-- Passage --
........
When people head out on foreign vacations this summer, many of them take the tried and true path: visit the big monuments, tourist attractions and stay with their tour groups. Our guest has spent many years of his life traveling the world and he suggests that for a better and more memorable trip, you should rub shoulders with the locals in the country you’re visiting. We’ll hear his thoughts on why it’s important to learn about the culture of the country you’re visiting, how freedom is interpreted in other countries and how you can help the people you meet better understand America and you.
Guest Information:
- Andrew Solomon, journalist, author of Far & Away: Reporting from the brink of change – seven continents, twenty-five years.
Links for more info:
16-23 Travel, People and Freedom: A journalist’s travels inform his life
Gary Price: You’ve finally made plans to travel to that country you’ve always dreamed of. You’ve got the tickets, booked the hotel, found a few tours you’d like to take and maybe even learned a bit of the language. It’s a good start, but world traveler, Andrew Solomon says that you should also think about engaging with the people once you’ve arrived.
........
-- Source excerpt --
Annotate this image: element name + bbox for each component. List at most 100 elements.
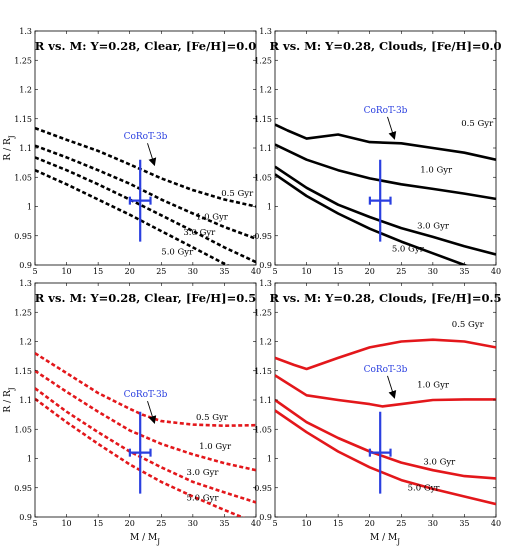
........
-- Parts of the exercise --
**A.** According to the passage, what book did Andrew Solomon write?
**B.** Repeat everything in the passage from "When people head" down to "continents, twenty-five years.".
The listing isn't needed here.

-- Responses to the exercise --
**A.** Far & Away: Reporting from the brink of change – seven continents, twenty-five years

**B.**
When people head out on foreign vacations this summer, many of them take the tried and true path: visit the big monuments, tourist attractions and stay with their tour groups. Our guest has spent many years of his life traveling the world and he suggests that for a better and more memorable trip, you should rub shoulders with the locals in the country you’re visiting. We’ll hear his thoughts on why it’s important to learn about the culture of the country you’re visiting, how freedom is interpreted in other countries and how you can help the people you meet better understand America and you.
Guest Information:
- Andrew Solomon, journalist, author of Far & Away: Reporting from the brink of change – seven continents, twenty-five years.